[Extracted data entries]
************

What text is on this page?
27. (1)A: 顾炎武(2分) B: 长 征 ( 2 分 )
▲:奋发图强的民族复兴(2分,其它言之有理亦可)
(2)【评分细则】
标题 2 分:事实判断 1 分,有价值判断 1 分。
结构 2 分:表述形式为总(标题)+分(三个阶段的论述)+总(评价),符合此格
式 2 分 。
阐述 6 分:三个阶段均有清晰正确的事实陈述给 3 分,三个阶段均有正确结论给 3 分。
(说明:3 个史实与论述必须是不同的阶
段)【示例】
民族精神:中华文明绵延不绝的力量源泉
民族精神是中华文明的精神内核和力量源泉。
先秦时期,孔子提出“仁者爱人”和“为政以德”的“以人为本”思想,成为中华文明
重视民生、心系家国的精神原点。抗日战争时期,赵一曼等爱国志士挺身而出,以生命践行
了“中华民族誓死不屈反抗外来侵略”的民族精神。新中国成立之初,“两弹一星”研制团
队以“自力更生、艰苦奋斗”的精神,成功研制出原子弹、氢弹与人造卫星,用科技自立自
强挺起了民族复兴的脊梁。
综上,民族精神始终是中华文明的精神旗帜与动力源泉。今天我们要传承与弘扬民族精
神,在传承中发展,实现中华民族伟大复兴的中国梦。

************

- **WORK TO COMPLETE**
Using the data above, return each line exactly as written.

- **FINISHED EXERCISE**
What text is on this page?
27. (1)A: 顾炎武(2分) B: 长 征 ( 2 分 )
▲:奋发图强的民族复兴(2分,其它言之有理亦可)
(2)【评分细则】
标题 2 分:事实判断 1 分,有价值判断 1 分。
结构 2 分:表述形式为总(标题)+分(三个阶段的论述)+总(评价),符合此格
式 2 分 。
阐述 6 分:三个阶段均有清晰正确的事实陈述给 3 分,三个阶段均有正确结论给 3 分。
(说明:3 个史实与论述必须是不同的阶
段)【示例】
民族精神:中华文明绵延不绝的力量源泉
民族精神是中华文明的精神内核和力量源泉。
先秦时期,孔子提出“仁者爱人”和“为政以德”的“以人为本”思想,成为中华文明
重视民生、心系家国的精神原点。抗日战争时期,赵一曼等爱国志士挺身而出,以生命践行
了“中华民族誓死不屈反抗外来侵略”的民族精神。新中国成立之初,“两弹一星”研制团
队以“自力更生、艰苦奋斗”的精神,成功研制出原子弹、氢弹与人造卫星,用科技自立自
强挺起了民族复兴的脊梁。
综上,民族精神始终是中华文明的精神旗帜与动力源泉。今天我们要传承与弘扬民族精
神,在传承中发展,实现中华民族伟大复兴的中国梦。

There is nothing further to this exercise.